— DO THIS —
Repeat the material exactly, leaving nothing out.

(begin)

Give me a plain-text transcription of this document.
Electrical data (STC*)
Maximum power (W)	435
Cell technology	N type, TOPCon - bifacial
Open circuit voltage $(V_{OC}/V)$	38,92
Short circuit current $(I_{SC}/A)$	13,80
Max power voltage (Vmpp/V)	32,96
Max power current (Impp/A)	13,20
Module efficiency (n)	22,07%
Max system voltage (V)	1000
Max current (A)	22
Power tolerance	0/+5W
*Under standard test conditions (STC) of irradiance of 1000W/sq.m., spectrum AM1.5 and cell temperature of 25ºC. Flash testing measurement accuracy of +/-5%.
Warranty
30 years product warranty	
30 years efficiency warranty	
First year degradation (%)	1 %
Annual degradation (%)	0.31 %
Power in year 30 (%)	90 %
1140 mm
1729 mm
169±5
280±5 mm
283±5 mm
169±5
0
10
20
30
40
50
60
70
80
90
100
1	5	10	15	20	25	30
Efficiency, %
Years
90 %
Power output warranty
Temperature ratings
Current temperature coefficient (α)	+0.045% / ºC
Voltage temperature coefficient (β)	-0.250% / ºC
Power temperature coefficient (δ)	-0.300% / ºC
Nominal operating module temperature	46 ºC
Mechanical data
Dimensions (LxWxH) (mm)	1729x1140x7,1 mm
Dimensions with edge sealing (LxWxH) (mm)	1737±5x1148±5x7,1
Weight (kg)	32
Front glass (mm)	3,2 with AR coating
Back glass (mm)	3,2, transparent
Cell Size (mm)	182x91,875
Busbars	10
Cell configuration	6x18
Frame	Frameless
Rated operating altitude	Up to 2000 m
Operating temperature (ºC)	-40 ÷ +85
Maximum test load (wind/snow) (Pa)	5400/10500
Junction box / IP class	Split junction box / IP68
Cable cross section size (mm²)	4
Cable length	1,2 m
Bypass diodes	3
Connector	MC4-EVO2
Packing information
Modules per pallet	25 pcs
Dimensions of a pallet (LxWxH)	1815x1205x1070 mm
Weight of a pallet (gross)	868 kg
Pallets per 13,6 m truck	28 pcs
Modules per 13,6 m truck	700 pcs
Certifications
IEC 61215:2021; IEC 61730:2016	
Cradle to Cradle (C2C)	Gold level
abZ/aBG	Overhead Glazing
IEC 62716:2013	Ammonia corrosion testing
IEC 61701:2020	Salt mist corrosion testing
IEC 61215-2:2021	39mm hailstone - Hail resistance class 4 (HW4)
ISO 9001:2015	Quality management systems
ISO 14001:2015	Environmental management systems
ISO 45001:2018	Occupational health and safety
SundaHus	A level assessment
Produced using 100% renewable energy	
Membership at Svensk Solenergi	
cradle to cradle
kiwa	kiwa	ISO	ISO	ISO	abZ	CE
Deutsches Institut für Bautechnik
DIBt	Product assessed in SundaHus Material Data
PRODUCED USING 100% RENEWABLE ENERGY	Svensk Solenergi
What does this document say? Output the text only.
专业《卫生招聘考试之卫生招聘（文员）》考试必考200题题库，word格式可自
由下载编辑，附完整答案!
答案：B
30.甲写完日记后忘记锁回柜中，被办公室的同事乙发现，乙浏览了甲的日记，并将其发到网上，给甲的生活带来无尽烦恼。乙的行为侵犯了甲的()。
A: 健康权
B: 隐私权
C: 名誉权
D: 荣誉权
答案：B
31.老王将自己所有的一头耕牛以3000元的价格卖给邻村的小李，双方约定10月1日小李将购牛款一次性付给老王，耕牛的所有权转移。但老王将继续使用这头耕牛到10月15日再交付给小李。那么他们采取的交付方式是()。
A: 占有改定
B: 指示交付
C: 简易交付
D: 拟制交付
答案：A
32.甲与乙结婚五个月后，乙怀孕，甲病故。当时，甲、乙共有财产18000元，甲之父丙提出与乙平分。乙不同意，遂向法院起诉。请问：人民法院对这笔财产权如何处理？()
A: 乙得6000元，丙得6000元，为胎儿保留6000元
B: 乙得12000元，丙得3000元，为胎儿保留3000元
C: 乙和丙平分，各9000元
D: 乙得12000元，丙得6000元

(end)

— SOLUTION BELOW —
Give me a plain-text transcription of this document.
Electrical data (STC*)
Maximum power (W)	435
Cell technology	N type, TOPCon - bifacial
Open circuit voltage $(V_{OC}/V)$	38,92
Short circuit current $(I_{SC}/A)$	13,80
Max power voltage (Vmpp/V)	32,96
Max power current (Impp/A)	13,20
Module efficiency (n)	22,07%
Max system voltage (V)	1000
Max current (A)	22
Power tolerance	0/+5W
*Under standard test conditions (STC) of irradiance of 1000W/sq.m., spectrum AM1.5 and cell temperature of 25ºC. Flash testing measurement accuracy of +/-5%.
Warranty
30 years product warranty	
30 years efficiency warranty	
First year degradation (%)	1 %
Annual degradation (%)	0.31 %
Power in year 30 (%)	90 %
1140 mm
1729 mm
169±5
280±5 mm
283±5 mm
169±5
0
10
20
30
40
50
60
70
80
90
100
1	5	10	15	20	25	30
Efficiency, %
Years
90 %
Power output warranty
Temperature ratings
Current temperature coefficient (α)	+0.045% / ºC
Voltage temperature coefficient (β)	-0.250% / ºC
Power temperature coefficient (δ)	-0.300% / ºC
Nominal operating module temperature	46 ºC
Mechanical data
Dimensions (LxWxH) (mm)	1729x1140x7,1 mm
Dimensions with edge sealing (LxWxH) (mm)	1737±5x1148±5x7,1
Weight (kg)	32
Front glass (mm)	3,2 with AR coating
Back glass (mm)	3,2, transparent
Cell Size (mm)	182x91,875
Busbars	10
Cell configuration	6x18
Frame	Frameless
Rated operating altitude	Up to 2000 m
Operating temperature (ºC)	-40 ÷ +85
Maximum test load (wind/snow) (Pa)	5400/10500
Junction box / IP class	Split junction box / IP68
Cable cross section size (mm²)	4
Cable length	1,2 m
Bypass diodes	3
Connector	MC4-EVO2
Packing information
Modules per pallet	25 pcs
Dimensions of a pallet (LxWxH)	1815x1205x1070 mm
Weight of a pallet (gross)	868 kg
Pallets per 13,6 m truck	28 pcs
Modules per 13,6 m truck	700 pcs
Certifications
IEC 61215:2021; IEC 61730:2016	
Cradle to Cradle (C2C)	Gold level
abZ/aBG	Overhead Glazing
IEC 62716:2013	Ammonia corrosion testing
IEC 61701:2020	Salt mist corrosion testing
IEC 61215-2:2021	39mm hailstone - Hail resistance class 4 (HW4)
ISO 9001:2015	Quality management systems
ISO 14001:2015	Environmental management systems
ISO 45001:2018	Occupational health and safety
SundaHus	A level assessment
Produced using 100% renewable energy	
Membership at Svensk Solenergi	
cradle to cradle
kiwa	kiwa	ISO	ISO	ISO	abZ	CE
Deutsches Institut für Bautechnik
DIBt	Product assessed in SundaHus Material Data
PRODUCED USING 100% RENEWABLE ENERGY	Svensk Solenergi
What does this document say? Output the text only.
专业《卫生招聘考试之卫生招聘（文员）》考试必考200题题库，word格式可自
由下载编辑，附完整答案!
答案：B
30.甲写完日记后忘记锁回柜中，被办公室的同事乙发现，乙浏览了甲的日记，并将其发到网上，给甲的生活带来无尽烦恼。乙的行为侵犯了甲的()。
A: 健康权
B: 隐私权
C: 名誉权
D: 荣誉权
答案：B
31.老王将自己所有的一头耕牛以3000元的价格卖给邻村的小李，双方约定10月1日小李将购牛款一次性付给老王，耕牛的所有权转移。但老王将继续使用这头耕牛到10月15日再交付给小李。那么他们采取的交付方式是()。
A: 占有改定
B: 指示交付
C: 简易交付
D: 拟制交付
答案：A
32.甲与乙结婚五个月后，乙怀孕，甲病故。当时，甲、乙共有财产18000元，甲之父丙提出与乙平分。乙不同意，遂向法院起诉。请问：人民法院对这笔财产权如何处理？()
A: 乙得6000元，丙得6000元，为胎儿保留6000元
B: 乙得12000元，丙得3000元，为胎儿保留3000元
C: 乙和丙平分，各9000元
D: 乙得12000元，丙得6000元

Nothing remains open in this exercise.